#### WHAT TO DO
Search the entries below. Return every line that has "Version" in it.

[Data records]
● ● ●
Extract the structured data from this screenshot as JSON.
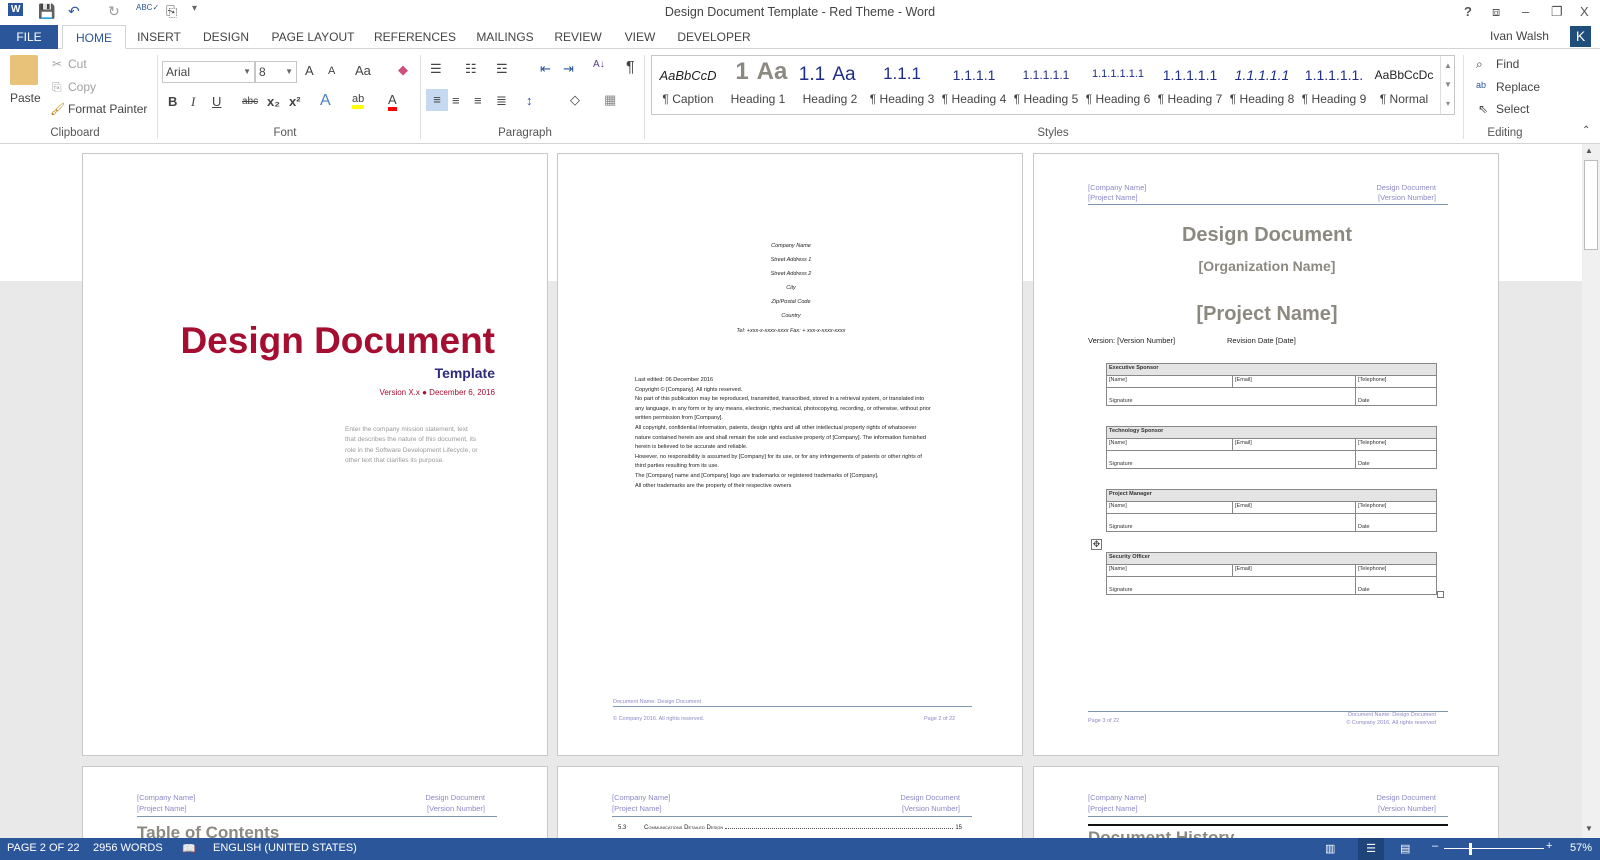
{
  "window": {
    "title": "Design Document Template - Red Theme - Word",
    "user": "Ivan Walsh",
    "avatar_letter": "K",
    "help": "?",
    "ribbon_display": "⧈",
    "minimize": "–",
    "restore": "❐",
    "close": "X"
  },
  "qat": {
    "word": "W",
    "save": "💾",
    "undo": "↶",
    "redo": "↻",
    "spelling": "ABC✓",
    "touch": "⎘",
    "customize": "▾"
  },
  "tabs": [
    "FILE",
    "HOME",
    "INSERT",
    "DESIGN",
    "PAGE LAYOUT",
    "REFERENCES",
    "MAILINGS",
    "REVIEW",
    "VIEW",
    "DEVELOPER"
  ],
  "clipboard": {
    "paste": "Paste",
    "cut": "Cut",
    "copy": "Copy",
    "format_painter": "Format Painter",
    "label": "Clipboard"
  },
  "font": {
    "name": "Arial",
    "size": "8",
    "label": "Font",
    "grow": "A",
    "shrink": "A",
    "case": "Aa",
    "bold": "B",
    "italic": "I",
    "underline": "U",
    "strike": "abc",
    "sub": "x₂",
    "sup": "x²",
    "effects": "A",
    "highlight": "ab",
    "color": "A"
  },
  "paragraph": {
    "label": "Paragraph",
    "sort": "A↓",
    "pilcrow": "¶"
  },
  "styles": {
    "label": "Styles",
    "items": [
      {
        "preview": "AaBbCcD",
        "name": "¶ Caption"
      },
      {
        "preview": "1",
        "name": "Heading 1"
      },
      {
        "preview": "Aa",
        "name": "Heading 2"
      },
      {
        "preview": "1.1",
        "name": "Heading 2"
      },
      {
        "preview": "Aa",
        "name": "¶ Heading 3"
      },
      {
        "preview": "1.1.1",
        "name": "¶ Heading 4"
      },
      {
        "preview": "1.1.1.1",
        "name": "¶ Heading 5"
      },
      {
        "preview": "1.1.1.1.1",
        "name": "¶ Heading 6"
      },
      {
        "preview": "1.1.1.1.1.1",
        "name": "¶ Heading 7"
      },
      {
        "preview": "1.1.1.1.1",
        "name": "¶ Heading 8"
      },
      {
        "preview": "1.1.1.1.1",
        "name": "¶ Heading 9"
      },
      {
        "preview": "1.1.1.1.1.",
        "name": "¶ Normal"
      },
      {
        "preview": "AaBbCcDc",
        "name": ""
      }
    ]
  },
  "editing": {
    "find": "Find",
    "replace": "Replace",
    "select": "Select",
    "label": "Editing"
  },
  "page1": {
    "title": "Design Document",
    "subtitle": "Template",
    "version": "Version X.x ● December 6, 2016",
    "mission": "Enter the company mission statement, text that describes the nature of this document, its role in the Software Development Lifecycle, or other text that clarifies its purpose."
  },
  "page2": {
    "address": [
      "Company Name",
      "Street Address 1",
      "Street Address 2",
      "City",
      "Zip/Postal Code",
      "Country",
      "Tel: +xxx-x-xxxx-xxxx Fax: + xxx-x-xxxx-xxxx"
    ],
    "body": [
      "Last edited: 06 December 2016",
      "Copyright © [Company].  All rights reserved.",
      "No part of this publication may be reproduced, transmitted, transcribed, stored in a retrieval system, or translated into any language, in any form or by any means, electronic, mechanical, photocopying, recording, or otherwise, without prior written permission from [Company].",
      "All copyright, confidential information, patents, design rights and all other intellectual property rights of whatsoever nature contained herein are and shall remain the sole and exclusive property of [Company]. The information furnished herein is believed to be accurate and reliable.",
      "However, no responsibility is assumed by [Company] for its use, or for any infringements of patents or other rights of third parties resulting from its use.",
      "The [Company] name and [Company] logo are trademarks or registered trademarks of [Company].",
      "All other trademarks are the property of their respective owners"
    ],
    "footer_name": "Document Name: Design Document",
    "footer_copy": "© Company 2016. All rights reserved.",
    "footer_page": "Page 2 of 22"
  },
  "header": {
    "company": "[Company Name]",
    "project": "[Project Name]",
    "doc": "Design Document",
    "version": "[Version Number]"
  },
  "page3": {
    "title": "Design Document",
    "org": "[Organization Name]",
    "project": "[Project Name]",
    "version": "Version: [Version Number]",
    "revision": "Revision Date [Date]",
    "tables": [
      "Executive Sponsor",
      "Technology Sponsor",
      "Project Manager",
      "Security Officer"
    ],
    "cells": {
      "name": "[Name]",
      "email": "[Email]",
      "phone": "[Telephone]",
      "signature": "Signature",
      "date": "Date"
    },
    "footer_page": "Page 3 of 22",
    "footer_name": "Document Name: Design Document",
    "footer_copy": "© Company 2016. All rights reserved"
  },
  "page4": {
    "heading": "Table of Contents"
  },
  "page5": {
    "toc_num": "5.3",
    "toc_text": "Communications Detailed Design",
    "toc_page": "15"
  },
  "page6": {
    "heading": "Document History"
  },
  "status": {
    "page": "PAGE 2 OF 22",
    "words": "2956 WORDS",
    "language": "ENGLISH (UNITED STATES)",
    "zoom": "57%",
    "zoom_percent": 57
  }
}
● ● ●
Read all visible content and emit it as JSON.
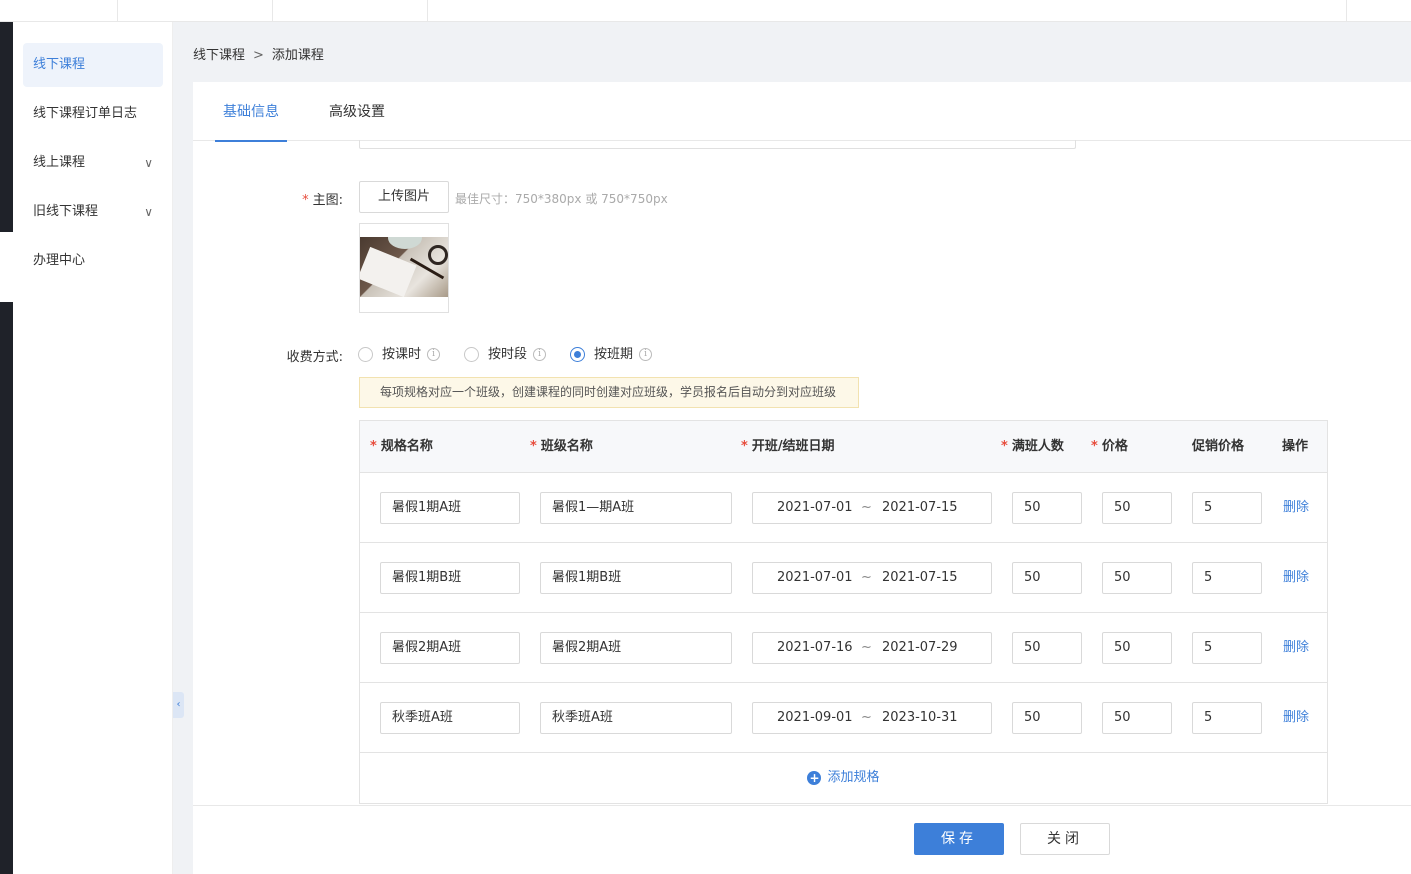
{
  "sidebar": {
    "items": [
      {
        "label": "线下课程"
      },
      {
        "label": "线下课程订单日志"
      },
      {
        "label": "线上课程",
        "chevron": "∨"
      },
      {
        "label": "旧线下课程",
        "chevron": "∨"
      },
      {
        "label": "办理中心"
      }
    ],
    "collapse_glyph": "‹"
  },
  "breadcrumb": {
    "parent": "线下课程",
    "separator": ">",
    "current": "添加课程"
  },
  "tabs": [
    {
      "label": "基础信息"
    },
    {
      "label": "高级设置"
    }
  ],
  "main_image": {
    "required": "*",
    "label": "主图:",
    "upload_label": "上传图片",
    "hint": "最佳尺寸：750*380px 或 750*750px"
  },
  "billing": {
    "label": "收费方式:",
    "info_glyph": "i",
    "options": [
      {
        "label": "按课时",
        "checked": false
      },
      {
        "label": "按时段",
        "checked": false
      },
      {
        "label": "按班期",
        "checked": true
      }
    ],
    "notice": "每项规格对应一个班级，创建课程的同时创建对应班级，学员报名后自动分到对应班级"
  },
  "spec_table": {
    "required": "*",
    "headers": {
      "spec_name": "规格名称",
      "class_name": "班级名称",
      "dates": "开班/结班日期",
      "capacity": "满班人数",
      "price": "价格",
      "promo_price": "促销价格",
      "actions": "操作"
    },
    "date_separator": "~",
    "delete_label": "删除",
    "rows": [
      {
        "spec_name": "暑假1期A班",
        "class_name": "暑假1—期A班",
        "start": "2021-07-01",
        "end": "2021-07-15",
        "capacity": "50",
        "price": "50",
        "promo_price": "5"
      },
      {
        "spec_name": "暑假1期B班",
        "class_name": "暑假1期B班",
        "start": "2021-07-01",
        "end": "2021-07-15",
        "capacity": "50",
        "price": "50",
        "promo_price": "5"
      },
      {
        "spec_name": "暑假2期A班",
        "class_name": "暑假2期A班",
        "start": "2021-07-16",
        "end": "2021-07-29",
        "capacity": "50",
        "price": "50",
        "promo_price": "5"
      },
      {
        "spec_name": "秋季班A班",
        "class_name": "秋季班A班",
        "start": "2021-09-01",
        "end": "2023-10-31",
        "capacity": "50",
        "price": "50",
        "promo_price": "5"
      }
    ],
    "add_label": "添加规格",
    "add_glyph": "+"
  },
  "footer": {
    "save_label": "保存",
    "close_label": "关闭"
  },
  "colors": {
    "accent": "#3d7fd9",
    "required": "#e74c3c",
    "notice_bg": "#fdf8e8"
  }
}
● ● ●
#### THE ANSWER
    "version": "Version X.x ● December 6, 2016",
    "version": "[Version Number]"
    "version": "Version: [Version Number]",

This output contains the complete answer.